**TASK BRIEF**: Write out every line of the data below, keeping each one unchanged.

**Rows from a layout dataset**:
((

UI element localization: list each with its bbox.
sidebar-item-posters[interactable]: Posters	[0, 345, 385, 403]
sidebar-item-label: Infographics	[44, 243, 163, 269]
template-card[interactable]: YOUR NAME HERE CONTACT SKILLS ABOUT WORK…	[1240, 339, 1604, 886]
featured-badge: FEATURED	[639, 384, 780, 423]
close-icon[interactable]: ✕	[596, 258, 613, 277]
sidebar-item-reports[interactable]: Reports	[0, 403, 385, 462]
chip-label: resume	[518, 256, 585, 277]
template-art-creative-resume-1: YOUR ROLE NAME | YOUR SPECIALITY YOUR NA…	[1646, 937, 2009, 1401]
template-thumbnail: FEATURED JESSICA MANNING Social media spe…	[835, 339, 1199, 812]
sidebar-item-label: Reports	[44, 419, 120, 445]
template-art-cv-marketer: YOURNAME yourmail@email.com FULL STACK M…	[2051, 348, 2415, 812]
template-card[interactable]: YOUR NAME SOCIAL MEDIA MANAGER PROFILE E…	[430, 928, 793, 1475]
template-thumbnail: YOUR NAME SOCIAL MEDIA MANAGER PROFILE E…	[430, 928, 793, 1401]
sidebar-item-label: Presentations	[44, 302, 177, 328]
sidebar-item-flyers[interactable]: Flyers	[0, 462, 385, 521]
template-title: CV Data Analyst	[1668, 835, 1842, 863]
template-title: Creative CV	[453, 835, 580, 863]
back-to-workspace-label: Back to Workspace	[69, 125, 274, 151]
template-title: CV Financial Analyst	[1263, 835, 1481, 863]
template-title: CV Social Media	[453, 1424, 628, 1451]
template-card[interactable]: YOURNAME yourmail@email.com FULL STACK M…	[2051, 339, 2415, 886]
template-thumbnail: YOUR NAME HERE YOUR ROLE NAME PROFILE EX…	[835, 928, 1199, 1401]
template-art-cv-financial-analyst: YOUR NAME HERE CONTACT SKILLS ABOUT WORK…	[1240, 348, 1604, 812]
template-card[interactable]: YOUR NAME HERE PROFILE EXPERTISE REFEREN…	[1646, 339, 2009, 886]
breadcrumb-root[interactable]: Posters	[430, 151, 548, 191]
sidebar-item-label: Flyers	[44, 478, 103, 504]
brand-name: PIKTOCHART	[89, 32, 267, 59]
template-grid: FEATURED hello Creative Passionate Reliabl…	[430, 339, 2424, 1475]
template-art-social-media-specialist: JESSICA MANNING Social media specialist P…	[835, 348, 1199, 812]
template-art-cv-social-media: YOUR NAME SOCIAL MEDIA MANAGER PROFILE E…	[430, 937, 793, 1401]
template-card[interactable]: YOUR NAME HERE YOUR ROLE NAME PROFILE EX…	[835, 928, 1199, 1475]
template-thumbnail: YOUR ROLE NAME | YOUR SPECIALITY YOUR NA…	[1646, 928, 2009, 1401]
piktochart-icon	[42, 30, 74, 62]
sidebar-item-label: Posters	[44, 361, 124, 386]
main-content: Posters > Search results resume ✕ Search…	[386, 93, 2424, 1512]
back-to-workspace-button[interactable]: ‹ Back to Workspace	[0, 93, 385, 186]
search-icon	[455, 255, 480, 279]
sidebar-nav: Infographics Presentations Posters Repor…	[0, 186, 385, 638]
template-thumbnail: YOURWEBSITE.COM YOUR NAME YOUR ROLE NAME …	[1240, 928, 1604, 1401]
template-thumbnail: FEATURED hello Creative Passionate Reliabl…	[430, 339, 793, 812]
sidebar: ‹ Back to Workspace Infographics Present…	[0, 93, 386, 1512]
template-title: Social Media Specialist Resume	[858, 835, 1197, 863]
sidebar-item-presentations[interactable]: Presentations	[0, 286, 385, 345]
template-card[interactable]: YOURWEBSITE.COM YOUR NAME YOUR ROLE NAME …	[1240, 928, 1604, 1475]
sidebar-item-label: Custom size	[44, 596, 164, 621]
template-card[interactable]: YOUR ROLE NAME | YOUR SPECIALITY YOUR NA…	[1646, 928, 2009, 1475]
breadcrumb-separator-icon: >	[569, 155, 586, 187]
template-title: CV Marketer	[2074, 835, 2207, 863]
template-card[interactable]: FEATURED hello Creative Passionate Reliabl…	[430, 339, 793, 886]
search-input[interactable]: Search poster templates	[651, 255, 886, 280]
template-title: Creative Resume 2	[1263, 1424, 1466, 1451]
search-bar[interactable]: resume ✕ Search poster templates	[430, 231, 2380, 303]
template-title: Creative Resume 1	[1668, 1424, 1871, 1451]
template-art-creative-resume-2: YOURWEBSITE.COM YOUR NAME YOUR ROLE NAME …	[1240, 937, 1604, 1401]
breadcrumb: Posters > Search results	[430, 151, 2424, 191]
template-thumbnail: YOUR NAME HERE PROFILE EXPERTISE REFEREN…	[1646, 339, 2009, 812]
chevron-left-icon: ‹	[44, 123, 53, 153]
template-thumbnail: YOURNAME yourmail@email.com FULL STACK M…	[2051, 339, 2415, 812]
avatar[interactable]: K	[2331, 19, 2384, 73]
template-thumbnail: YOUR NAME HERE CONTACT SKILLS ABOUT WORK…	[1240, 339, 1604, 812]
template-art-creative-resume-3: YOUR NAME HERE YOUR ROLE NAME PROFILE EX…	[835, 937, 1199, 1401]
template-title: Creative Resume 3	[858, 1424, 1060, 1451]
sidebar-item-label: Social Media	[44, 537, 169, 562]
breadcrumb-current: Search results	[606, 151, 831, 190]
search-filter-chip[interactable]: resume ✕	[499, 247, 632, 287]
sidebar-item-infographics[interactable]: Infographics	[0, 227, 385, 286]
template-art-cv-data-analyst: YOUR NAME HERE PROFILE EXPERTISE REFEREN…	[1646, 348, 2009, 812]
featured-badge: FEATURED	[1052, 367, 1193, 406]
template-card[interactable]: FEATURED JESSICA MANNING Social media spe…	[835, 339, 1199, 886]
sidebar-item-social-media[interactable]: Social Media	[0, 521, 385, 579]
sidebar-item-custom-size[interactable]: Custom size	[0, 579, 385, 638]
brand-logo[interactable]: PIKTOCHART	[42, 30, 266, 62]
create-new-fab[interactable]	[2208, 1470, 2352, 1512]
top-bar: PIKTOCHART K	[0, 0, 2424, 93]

))

**COMPLETE OUTPUT**:
UI element localization: list each with its bbox.
sidebar-item-posters[interactable]: Posters	[0, 345, 385, 403]
sidebar-item-label: Infographics	[44, 243, 163, 269]
template-card[interactable]: YOUR NAME HERE CONTACT SKILLS ABOUT WORK…	[1240, 339, 1604, 886]
featured-badge: FEATURED	[639, 384, 780, 423]
close-icon[interactable]: ✕	[596, 258, 613, 277]
sidebar-item-reports[interactable]: Reports	[0, 403, 385, 462]
chip-label: resume	[518, 256, 585, 277]
template-art-creative-resume-1: YOUR ROLE NAME | YOUR SPECIALITY YOUR NA…	[1646, 937, 2009, 1401]
template-thumbnail: FEATURED JESSICA MANNING Social media spe…	[835, 339, 1199, 812]
sidebar-item-label: Reports	[44, 419, 120, 445]
template-art-cv-marketer: YOURNAME yourmail@email.com FULL STACK M…	[2051, 348, 2415, 812]
template-card[interactable]: YOUR NAME SOCIAL MEDIA MANAGER PROFILE E…	[430, 928, 793, 1475]
template-thumbnail: YOUR NAME SOCIAL MEDIA MANAGER PROFILE E…	[430, 928, 793, 1401]
sidebar-item-label: Presentations	[44, 302, 177, 328]
sidebar-item-flyers[interactable]: Flyers	[0, 462, 385, 521]
template-title: CV Data Analyst	[1668, 835, 1842, 863]
template-title: Creative CV	[453, 835, 580, 863]
back-to-workspace-label: Back to Workspace	[69, 125, 274, 151]
template-title: CV Financial Analyst	[1263, 835, 1481, 863]
template-title: CV Social Media	[453, 1424, 628, 1451]
template-card[interactable]: YOURNAME yourmail@email.com FULL STACK M…	[2051, 339, 2415, 886]
template-thumbnail: YOUR NAME HERE YOUR ROLE NAME PROFILE EX…	[835, 928, 1199, 1401]
template-art-cv-financial-analyst: YOUR NAME HERE CONTACT SKILLS ABOUT WORK…	[1240, 348, 1604, 812]
template-card[interactable]: YOUR NAME HERE PROFILE EXPERTISE REFEREN…	[1646, 339, 2009, 886]
breadcrumb-root[interactable]: Posters	[430, 151, 548, 191]
sidebar-item-label: Flyers	[44, 478, 103, 504]
brand-name: PIKTOCHART	[89, 32, 267, 59]
template-grid: FEATURED hello Creative Passionate Reliabl…	[430, 339, 2424, 1475]
template-art-social-media-specialist: JESSICA MANNING Social media specialist P…	[835, 348, 1199, 812]
template-art-cv-social-media: YOUR NAME SOCIAL MEDIA MANAGER PROFILE E…	[430, 937, 793, 1401]
template-card[interactable]: YOUR NAME HERE YOUR ROLE NAME PROFILE EX…	[835, 928, 1199, 1475]
template-thumbnail: YOUR ROLE NAME | YOUR SPECIALITY YOUR NA…	[1646, 928, 2009, 1401]
piktochart-icon	[42, 30, 74, 62]
sidebar-item-label: Posters	[44, 361, 124, 386]
main-content: Posters > Search results resume ✕ Search…	[386, 93, 2424, 1512]
back-to-workspace-button[interactable]: ‹ Back to Workspace	[0, 93, 385, 186]
search-icon	[455, 255, 480, 279]
sidebar-nav: Infographics Presentations Posters Repor…	[0, 186, 385, 638]
template-thumbnail: YOURWEBSITE.COM YOUR NAME YOUR ROLE NAME …	[1240, 928, 1604, 1401]
template-thumbnail: FEATURED hello Creative Passionate Reliabl…	[430, 339, 793, 812]
sidebar: ‹ Back to Workspace Infographics Present…	[0, 93, 386, 1512]
template-title: Social Media Specialist Resume	[858, 835, 1197, 863]
sidebar-item-presentations[interactable]: Presentations	[0, 286, 385, 345]
template-card[interactable]: YOURWEBSITE.COM YOUR NAME YOUR ROLE NAME …	[1240, 928, 1604, 1475]
sidebar-item-label: Custom size	[44, 596, 164, 621]
template-card[interactable]: YOUR ROLE NAME | YOUR SPECIALITY YOUR NA…	[1646, 928, 2009, 1475]
breadcrumb-separator-icon: >	[569, 155, 586, 187]
template-title: CV Marketer	[2074, 835, 2207, 863]
template-card[interactable]: FEATURED hello Creative Passionate Reliabl…	[430, 339, 793, 886]
search-input[interactable]: Search poster templates	[651, 255, 886, 280]
template-title: Creative Resume 2	[1263, 1424, 1466, 1451]
search-bar[interactable]: resume ✕ Search poster templates	[430, 231, 2380, 303]
template-title: Creative Resume 1	[1668, 1424, 1871, 1451]
template-art-creative-resume-2: YOURWEBSITE.COM YOUR NAME YOUR ROLE NAME …	[1240, 937, 1604, 1401]
breadcrumb: Posters > Search results	[430, 151, 2424, 191]
template-thumbnail: YOUR NAME HERE PROFILE EXPERTISE REFEREN…	[1646, 339, 2009, 812]
chevron-left-icon: ‹	[44, 123, 53, 153]
template-thumbnail: YOURNAME yourmail@email.com FULL STACK M…	[2051, 339, 2415, 812]
avatar[interactable]: K	[2331, 19, 2384, 73]
template-thumbnail: YOUR NAME HERE CONTACT SKILLS ABOUT WORK…	[1240, 339, 1604, 812]
template-art-creative-resume-3: YOUR NAME HERE YOUR ROLE NAME PROFILE EX…	[835, 937, 1199, 1401]
template-title: Creative Resume 3	[858, 1424, 1060, 1451]
sidebar-item-label: Social Media	[44, 537, 169, 562]
breadcrumb-current: Search results	[606, 151, 831, 190]
search-filter-chip[interactable]: resume ✕	[499, 247, 632, 287]
sidebar-item-infographics[interactable]: Infographics	[0, 227, 385, 286]
template-art-cv-data-analyst: YOUR NAME HERE PROFILE EXPERTISE REFEREN…	[1646, 348, 2009, 812]
featured-badge: FEATURED	[1052, 367, 1193, 406]
template-card[interactable]: FEATURED JESSICA MANNING Social media spe…	[835, 339, 1199, 886]
sidebar-item-social-media[interactable]: Social Media	[0, 521, 385, 579]
sidebar-item-custom-size[interactable]: Custom size	[0, 579, 385, 638]
brand-logo[interactable]: PIKTOCHART	[42, 30, 266, 62]
create-new-fab[interactable]	[2208, 1470, 2352, 1512]
top-bar: PIKTOCHART K	[0, 0, 2424, 93]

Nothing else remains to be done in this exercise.